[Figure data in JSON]

[start]

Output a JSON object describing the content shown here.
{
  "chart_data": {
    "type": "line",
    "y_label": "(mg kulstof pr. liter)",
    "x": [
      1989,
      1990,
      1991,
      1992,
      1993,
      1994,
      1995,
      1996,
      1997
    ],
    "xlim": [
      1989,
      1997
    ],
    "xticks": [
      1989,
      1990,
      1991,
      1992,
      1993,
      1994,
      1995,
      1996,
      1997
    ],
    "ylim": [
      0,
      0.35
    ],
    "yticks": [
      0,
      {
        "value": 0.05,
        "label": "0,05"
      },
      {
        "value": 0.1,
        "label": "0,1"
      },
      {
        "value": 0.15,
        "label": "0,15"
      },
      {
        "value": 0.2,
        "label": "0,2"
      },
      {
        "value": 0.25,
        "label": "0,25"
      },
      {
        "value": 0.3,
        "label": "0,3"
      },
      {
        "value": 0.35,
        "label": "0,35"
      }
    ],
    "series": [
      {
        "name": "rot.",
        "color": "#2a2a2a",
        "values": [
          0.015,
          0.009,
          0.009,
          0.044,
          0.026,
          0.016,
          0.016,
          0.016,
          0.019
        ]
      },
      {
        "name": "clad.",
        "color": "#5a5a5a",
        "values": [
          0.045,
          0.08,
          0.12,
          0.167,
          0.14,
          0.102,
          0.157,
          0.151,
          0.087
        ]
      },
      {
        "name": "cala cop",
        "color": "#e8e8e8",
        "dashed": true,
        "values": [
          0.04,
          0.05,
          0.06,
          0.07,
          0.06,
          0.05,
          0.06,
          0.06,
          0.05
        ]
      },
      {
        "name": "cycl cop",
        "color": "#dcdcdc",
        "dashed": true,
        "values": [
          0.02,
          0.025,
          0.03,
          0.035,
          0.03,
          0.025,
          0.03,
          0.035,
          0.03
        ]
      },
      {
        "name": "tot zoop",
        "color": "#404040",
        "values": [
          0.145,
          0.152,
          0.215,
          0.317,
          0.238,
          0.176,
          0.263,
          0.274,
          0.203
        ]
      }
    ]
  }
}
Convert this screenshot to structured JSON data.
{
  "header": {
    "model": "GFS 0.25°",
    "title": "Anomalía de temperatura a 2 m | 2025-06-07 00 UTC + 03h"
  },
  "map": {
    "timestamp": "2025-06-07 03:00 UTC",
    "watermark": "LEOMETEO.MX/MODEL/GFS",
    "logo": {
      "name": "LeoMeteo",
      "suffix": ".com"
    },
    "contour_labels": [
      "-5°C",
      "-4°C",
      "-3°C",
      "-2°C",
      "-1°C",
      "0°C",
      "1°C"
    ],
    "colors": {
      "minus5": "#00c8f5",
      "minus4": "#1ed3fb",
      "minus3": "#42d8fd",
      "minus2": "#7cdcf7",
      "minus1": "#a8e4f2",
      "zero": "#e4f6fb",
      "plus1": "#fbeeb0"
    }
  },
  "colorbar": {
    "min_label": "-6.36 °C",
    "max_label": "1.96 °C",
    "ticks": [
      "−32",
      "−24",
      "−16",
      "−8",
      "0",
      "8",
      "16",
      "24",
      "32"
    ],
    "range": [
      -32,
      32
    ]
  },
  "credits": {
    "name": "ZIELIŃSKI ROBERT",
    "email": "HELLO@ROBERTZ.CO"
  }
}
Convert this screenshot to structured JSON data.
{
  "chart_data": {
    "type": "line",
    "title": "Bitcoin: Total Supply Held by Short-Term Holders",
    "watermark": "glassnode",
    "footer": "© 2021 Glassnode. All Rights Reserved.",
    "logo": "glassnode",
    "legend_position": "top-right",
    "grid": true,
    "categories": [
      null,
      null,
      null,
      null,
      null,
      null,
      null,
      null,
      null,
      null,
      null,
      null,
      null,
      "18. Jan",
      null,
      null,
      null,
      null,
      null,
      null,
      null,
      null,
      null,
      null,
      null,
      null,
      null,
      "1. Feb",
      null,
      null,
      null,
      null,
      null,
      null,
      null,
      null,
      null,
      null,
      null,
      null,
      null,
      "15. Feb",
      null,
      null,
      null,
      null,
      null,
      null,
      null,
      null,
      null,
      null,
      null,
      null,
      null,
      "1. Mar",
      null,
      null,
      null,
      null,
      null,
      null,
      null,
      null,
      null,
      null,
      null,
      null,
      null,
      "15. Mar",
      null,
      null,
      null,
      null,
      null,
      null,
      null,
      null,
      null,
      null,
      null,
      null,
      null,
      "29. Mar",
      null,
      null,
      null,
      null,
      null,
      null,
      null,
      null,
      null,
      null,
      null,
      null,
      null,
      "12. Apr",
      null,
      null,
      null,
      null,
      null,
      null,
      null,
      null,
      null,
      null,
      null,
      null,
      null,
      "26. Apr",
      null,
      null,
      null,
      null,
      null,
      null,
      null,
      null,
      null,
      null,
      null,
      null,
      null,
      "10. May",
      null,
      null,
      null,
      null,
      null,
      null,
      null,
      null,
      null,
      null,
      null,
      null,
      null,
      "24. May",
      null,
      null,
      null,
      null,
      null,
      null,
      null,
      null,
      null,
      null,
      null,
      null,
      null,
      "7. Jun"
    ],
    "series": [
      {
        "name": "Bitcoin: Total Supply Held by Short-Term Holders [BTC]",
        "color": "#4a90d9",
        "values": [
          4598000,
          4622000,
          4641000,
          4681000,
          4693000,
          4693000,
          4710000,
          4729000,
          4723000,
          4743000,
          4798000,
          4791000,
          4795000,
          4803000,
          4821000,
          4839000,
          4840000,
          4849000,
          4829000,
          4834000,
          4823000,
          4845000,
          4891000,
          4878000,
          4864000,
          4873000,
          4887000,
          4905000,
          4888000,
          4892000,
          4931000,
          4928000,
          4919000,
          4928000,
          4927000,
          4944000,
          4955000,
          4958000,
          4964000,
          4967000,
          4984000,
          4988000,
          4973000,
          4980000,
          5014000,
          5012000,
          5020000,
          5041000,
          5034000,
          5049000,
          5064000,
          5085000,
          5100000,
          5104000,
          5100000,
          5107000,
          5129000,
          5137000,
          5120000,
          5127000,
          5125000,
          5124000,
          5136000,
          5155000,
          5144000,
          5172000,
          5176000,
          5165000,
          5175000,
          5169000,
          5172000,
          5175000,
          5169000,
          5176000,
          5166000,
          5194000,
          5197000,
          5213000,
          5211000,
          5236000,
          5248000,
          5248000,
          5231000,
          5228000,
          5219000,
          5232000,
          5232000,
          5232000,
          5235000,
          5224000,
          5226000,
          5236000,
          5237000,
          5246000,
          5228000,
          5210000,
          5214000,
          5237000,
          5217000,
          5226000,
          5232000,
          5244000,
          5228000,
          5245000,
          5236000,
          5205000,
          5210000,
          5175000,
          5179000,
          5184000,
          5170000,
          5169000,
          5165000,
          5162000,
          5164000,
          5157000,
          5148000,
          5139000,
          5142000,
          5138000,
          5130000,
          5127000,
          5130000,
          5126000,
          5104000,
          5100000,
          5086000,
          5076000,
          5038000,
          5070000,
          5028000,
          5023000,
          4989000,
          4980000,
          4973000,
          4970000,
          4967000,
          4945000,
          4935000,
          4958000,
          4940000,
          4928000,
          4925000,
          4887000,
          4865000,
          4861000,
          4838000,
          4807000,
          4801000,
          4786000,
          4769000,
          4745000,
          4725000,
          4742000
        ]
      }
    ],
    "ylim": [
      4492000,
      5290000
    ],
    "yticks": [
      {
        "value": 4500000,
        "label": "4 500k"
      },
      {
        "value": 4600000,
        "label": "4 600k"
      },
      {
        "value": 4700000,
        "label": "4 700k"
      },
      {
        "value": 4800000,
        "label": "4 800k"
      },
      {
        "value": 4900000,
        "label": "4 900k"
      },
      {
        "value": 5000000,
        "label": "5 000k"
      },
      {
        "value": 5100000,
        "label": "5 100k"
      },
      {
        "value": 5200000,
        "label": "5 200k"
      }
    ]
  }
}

[end]

* [BRIEF] Locate the string "name" in the listing above and copy every line where it occurs.

* [ANSWER TO THIS TASK]
        "name": "rot.",
        "name": "clad.",
        "name": "cala cop",
        "name": "cycl cop",
        "name": "tot zoop",
      "name": "LeoMeteo",
    "name": "ZIELIŃSKI ROBERT",
        "name": "Bitcoin: Total Supply Held by Short-Term Holders [BTC]",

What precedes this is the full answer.